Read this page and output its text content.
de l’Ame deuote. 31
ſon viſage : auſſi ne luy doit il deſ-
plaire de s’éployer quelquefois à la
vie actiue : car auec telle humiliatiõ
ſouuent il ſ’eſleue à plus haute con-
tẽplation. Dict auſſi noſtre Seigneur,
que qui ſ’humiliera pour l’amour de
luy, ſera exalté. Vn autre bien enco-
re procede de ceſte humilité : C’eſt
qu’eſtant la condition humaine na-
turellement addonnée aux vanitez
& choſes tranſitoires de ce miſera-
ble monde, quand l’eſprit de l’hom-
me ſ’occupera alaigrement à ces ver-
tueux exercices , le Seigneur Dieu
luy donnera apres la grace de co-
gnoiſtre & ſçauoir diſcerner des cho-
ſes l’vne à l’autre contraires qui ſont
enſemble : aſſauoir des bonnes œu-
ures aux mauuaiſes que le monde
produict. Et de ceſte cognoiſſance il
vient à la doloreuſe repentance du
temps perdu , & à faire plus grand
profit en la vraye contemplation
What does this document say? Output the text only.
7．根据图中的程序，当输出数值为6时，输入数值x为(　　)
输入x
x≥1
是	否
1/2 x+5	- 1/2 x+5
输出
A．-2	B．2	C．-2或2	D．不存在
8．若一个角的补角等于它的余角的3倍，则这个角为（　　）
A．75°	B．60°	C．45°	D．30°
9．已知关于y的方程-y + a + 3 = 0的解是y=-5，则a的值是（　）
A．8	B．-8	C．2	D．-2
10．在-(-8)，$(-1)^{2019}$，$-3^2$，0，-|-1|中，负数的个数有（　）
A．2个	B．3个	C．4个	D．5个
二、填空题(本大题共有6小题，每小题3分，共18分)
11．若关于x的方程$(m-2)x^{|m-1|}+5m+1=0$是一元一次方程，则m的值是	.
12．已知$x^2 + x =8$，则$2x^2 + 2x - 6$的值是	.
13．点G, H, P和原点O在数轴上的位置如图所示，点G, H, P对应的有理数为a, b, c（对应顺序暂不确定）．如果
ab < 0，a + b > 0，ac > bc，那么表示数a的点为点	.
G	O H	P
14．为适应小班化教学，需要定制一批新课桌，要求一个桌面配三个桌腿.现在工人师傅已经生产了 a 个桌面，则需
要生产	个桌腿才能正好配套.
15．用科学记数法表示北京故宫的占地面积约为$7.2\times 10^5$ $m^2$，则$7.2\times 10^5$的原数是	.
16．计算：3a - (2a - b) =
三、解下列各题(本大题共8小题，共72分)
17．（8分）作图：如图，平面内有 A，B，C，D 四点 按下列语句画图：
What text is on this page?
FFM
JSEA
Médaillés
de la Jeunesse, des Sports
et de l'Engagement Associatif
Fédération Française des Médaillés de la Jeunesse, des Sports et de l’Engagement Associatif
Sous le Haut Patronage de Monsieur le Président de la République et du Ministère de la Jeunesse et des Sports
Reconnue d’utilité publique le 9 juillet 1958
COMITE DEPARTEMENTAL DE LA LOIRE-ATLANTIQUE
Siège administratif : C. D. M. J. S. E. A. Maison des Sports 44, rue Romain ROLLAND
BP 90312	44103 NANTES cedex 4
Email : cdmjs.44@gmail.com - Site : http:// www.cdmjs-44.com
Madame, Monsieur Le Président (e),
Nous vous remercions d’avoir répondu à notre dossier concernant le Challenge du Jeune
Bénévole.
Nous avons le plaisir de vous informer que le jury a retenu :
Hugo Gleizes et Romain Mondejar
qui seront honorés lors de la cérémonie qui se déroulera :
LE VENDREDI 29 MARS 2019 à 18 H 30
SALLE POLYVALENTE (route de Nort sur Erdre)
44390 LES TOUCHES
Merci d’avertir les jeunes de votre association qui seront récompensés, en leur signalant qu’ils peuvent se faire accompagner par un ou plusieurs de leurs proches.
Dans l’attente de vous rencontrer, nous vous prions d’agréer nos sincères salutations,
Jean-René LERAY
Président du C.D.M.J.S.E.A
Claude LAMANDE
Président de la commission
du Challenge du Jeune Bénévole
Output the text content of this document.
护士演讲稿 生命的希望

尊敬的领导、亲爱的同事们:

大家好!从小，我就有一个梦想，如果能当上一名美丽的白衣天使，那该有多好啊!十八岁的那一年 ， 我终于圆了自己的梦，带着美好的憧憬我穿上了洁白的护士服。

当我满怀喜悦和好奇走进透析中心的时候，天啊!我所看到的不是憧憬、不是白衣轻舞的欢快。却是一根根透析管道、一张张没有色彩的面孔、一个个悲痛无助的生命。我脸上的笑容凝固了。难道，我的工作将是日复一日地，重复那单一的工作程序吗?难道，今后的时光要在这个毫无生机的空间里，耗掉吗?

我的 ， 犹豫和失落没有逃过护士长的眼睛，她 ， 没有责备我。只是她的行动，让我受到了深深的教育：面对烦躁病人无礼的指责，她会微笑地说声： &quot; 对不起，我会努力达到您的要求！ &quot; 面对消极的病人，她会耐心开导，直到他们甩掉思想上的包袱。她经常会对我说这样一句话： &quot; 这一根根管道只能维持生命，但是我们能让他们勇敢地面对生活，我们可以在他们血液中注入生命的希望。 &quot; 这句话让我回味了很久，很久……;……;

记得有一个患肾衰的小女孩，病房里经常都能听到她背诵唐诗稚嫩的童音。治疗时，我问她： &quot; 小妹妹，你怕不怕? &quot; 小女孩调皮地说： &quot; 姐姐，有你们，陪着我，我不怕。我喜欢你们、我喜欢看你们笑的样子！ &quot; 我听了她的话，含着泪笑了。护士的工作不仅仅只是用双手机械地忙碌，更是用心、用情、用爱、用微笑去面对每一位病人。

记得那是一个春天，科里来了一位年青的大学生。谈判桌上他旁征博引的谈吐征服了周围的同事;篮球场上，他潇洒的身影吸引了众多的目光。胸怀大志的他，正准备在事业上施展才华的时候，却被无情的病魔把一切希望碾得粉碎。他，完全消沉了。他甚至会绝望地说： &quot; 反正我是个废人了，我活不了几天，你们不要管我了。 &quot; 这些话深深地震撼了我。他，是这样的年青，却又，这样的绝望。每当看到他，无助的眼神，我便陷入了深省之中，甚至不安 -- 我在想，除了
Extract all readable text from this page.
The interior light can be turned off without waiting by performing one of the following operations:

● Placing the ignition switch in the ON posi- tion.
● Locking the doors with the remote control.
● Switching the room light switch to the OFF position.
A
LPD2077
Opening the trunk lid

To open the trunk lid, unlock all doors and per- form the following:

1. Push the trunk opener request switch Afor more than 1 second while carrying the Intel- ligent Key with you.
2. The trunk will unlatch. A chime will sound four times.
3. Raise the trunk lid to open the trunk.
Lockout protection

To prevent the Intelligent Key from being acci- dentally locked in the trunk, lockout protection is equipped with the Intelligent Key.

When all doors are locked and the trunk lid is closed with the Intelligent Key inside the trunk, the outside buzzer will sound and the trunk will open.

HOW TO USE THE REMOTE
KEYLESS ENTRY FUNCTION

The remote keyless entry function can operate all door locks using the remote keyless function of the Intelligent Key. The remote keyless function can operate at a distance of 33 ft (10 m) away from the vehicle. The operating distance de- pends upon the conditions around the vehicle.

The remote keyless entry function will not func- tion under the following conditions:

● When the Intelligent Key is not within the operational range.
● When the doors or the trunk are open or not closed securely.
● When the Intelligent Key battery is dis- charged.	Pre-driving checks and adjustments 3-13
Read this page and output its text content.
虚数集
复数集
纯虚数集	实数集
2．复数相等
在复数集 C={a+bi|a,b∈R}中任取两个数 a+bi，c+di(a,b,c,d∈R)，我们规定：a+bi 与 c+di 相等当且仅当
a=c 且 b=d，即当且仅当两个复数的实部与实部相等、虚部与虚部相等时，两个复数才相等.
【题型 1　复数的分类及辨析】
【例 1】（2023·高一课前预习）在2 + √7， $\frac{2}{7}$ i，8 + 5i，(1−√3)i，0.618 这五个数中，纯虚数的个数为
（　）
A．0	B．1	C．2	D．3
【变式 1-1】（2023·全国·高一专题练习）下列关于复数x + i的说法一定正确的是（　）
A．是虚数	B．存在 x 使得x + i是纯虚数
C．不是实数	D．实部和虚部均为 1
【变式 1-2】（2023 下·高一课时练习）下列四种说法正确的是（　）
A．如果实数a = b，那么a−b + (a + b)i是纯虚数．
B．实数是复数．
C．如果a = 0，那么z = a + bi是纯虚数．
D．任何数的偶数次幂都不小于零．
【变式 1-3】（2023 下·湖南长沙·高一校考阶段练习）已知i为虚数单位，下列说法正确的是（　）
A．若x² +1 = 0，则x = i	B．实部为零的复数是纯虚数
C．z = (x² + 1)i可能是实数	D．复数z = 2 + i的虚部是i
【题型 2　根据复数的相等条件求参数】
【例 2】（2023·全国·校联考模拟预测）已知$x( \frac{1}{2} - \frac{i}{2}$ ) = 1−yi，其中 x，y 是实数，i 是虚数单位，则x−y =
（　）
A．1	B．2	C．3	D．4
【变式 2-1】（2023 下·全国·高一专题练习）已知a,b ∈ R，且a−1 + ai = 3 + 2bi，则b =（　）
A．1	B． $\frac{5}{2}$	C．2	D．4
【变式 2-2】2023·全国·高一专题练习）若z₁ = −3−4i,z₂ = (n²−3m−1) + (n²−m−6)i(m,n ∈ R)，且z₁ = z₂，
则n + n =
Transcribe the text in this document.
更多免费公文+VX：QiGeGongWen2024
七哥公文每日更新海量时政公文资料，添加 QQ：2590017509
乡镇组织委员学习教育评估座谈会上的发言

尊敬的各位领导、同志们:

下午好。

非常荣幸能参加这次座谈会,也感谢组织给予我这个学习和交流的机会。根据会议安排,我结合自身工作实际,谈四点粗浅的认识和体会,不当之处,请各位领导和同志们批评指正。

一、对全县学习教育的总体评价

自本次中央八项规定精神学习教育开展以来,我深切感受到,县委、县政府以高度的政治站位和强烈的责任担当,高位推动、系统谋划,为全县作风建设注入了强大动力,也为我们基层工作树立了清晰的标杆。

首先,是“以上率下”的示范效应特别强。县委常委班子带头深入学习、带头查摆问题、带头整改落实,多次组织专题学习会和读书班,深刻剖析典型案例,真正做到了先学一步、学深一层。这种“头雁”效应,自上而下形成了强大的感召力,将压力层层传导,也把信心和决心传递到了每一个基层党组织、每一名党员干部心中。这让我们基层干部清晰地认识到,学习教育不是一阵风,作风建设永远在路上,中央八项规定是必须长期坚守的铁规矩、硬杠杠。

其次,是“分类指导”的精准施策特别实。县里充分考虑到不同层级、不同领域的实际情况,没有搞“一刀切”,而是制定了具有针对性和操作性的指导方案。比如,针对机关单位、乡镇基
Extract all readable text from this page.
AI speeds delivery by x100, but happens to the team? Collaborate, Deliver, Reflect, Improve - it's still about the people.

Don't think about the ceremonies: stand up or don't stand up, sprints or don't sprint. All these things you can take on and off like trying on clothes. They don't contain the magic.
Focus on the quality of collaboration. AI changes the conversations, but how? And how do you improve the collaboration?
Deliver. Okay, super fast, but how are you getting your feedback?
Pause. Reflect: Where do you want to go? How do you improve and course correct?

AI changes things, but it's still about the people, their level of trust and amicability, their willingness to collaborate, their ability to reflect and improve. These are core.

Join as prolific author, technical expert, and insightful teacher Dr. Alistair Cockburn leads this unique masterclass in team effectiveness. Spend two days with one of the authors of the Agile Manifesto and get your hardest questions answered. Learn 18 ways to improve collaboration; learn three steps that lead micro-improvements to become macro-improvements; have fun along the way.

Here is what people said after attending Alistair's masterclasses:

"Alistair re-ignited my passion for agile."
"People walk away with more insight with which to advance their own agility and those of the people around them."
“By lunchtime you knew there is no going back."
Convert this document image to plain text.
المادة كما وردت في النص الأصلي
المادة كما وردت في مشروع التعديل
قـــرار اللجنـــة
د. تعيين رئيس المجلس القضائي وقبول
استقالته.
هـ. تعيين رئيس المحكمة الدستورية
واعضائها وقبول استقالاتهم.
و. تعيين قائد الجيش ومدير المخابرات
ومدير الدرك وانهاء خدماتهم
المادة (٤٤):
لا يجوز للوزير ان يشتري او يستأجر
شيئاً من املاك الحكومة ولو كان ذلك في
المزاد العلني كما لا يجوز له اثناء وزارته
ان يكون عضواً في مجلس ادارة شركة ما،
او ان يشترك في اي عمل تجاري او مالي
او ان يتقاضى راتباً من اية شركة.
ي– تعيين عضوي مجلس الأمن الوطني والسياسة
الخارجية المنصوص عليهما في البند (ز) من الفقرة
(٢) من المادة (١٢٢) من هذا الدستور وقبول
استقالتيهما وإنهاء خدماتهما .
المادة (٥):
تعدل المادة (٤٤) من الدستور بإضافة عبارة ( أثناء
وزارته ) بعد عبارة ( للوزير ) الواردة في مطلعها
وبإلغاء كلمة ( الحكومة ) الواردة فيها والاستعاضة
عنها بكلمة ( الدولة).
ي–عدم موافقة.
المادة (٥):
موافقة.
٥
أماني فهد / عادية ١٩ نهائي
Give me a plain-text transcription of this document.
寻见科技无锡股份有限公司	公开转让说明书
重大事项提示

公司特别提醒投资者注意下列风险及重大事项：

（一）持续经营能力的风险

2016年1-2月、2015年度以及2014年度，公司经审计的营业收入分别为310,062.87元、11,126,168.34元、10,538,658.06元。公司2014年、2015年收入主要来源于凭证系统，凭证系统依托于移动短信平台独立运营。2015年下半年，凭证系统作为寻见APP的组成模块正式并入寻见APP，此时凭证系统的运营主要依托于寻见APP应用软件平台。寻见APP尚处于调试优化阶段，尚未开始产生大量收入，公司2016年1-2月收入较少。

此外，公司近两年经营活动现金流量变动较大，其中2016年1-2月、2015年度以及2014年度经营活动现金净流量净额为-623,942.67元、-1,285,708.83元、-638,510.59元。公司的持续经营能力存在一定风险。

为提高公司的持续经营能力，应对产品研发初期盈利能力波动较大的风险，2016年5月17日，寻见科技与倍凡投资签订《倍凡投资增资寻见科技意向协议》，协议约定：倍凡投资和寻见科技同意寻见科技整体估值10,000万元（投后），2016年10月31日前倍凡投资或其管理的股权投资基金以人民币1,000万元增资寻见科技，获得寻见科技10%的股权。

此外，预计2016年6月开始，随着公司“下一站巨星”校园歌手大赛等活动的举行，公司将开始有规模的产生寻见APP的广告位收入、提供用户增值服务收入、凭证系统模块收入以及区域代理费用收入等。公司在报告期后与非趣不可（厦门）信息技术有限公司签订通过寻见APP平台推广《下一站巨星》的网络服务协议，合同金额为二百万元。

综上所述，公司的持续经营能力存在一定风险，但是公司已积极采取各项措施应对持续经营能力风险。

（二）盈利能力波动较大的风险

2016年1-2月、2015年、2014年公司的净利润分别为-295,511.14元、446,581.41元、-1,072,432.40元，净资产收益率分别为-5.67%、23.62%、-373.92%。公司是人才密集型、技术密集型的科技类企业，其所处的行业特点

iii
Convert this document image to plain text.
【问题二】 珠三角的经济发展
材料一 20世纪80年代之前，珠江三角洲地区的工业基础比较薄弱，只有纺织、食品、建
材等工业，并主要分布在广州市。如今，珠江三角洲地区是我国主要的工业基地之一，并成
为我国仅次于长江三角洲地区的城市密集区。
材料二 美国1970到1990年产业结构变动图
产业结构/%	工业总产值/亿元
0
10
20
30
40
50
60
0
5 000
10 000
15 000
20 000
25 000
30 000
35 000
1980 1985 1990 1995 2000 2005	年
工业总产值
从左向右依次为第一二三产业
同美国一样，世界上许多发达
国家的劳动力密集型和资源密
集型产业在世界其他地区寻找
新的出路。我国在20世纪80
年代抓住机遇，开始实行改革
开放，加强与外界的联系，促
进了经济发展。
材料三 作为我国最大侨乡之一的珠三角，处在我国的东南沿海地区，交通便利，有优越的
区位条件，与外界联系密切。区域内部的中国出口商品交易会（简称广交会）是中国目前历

SHORT PROBLEM | Lines of the listing that contain the word "team" are to be counted; report only their number.

WORKED ANSWER | 2